[Data excerpts]
## Start
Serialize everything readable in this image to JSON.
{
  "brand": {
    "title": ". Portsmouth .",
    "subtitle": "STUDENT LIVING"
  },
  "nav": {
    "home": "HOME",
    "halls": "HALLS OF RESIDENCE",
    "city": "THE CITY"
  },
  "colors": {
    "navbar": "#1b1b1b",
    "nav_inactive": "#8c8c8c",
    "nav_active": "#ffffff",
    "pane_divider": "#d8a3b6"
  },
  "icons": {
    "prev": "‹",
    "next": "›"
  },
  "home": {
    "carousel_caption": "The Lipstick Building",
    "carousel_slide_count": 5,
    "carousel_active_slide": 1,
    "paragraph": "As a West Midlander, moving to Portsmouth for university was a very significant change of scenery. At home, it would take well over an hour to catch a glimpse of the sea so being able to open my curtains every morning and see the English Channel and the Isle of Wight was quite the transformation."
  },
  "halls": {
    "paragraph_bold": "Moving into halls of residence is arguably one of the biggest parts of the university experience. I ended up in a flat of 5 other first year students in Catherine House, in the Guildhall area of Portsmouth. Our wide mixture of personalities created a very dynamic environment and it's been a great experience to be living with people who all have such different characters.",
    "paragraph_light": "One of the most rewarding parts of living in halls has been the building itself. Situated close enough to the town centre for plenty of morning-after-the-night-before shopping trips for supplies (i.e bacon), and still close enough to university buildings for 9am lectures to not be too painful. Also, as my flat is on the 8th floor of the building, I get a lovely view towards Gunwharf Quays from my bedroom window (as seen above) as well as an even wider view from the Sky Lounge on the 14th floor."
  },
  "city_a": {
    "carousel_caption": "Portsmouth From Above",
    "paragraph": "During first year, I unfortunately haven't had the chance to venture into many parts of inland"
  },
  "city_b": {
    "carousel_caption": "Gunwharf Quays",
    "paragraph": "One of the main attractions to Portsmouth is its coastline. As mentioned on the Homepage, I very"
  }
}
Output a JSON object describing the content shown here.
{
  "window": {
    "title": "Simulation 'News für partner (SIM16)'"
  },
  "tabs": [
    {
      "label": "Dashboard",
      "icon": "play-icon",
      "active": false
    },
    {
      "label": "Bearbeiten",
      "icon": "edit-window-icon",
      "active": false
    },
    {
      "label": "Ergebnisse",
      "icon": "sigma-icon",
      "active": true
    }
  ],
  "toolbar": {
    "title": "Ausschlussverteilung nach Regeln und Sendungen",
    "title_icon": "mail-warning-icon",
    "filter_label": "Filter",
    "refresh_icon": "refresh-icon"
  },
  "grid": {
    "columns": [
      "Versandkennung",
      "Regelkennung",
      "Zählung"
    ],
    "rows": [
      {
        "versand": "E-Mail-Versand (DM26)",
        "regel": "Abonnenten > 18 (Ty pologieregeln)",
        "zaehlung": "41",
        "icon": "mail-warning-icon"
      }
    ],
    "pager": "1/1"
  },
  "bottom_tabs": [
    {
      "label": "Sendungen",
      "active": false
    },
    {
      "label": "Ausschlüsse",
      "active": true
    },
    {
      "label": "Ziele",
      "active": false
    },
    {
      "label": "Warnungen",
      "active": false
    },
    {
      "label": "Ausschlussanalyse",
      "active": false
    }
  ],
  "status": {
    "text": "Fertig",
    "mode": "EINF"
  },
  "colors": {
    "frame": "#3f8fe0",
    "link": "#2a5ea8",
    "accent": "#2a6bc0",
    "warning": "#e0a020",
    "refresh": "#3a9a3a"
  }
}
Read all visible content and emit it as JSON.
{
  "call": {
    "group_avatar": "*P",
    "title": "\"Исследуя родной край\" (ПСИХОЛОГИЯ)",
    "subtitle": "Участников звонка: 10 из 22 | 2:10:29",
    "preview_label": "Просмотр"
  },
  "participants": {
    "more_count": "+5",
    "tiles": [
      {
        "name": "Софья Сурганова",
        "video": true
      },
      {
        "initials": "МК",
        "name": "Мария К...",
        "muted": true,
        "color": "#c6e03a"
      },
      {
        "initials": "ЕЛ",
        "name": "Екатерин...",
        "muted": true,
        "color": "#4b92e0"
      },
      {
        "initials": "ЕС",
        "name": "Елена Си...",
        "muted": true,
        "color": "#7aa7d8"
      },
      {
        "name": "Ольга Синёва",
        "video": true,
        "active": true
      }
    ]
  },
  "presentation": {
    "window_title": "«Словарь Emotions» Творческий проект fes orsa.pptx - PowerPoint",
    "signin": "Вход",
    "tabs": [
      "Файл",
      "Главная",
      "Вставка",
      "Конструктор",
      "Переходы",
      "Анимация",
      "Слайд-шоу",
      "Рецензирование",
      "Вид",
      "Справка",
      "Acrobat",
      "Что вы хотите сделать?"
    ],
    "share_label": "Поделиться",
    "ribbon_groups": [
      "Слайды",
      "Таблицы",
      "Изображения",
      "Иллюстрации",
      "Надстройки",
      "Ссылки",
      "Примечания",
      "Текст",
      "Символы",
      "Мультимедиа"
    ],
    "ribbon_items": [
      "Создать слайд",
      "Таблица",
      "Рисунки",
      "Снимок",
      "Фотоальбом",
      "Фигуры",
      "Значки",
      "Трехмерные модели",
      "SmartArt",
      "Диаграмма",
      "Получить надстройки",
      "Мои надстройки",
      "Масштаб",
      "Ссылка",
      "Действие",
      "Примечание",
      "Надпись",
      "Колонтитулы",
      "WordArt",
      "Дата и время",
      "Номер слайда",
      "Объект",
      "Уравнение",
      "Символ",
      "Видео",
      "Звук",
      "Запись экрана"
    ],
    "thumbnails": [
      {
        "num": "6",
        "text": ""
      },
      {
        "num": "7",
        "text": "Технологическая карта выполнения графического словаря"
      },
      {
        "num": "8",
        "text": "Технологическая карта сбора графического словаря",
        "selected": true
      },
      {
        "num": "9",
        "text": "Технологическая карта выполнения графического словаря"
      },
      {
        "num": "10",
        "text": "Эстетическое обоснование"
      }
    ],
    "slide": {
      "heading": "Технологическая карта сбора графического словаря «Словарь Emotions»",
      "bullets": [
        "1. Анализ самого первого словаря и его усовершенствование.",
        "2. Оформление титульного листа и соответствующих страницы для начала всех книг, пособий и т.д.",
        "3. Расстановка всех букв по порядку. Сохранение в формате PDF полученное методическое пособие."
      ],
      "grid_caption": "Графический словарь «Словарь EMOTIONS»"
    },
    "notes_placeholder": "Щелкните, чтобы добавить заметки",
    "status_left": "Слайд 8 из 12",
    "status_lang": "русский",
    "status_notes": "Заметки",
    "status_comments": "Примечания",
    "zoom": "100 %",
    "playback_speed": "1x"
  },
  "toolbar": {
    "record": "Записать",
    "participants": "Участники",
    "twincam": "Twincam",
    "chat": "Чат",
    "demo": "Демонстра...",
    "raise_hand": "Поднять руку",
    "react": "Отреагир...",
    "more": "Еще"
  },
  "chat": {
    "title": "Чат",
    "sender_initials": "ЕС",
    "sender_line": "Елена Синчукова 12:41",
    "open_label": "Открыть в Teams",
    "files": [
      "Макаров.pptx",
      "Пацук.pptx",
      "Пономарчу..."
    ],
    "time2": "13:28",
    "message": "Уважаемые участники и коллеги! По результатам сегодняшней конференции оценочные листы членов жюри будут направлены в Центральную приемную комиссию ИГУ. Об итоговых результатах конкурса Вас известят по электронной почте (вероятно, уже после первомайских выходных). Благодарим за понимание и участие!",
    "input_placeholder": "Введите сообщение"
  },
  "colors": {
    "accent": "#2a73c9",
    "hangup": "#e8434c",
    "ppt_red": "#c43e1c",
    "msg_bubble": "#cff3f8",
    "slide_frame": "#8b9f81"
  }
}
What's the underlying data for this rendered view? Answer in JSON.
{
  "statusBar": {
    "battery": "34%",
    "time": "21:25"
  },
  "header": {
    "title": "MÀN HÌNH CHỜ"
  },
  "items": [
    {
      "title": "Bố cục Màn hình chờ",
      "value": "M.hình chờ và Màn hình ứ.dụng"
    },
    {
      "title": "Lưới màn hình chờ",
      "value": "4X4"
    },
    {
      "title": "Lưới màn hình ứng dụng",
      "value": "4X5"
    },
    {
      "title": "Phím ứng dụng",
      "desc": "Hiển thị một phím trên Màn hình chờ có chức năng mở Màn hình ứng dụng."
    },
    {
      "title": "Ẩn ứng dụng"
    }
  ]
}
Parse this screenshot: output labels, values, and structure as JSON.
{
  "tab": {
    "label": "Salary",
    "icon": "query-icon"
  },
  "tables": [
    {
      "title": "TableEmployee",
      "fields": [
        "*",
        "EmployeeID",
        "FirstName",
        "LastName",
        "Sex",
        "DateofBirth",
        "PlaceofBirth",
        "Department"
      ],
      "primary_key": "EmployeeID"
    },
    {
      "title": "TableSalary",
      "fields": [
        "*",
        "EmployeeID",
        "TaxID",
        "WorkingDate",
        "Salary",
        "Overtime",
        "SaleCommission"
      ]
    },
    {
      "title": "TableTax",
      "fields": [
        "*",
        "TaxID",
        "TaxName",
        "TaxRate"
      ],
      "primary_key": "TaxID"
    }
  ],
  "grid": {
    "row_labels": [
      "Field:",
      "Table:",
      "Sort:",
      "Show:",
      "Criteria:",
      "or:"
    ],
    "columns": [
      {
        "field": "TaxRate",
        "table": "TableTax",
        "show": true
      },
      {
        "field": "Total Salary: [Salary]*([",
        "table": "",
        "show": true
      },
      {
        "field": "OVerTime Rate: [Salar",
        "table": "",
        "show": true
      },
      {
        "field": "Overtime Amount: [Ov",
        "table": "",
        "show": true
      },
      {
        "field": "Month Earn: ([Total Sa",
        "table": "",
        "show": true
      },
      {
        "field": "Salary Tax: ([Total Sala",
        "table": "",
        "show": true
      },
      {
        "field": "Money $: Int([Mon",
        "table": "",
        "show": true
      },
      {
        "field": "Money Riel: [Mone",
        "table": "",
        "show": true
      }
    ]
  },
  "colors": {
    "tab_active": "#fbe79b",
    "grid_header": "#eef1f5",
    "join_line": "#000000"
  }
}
## End
WORK REQUIRED:
State how many lines above include the word "Money", and nothing more.

THE OUTPUT:
2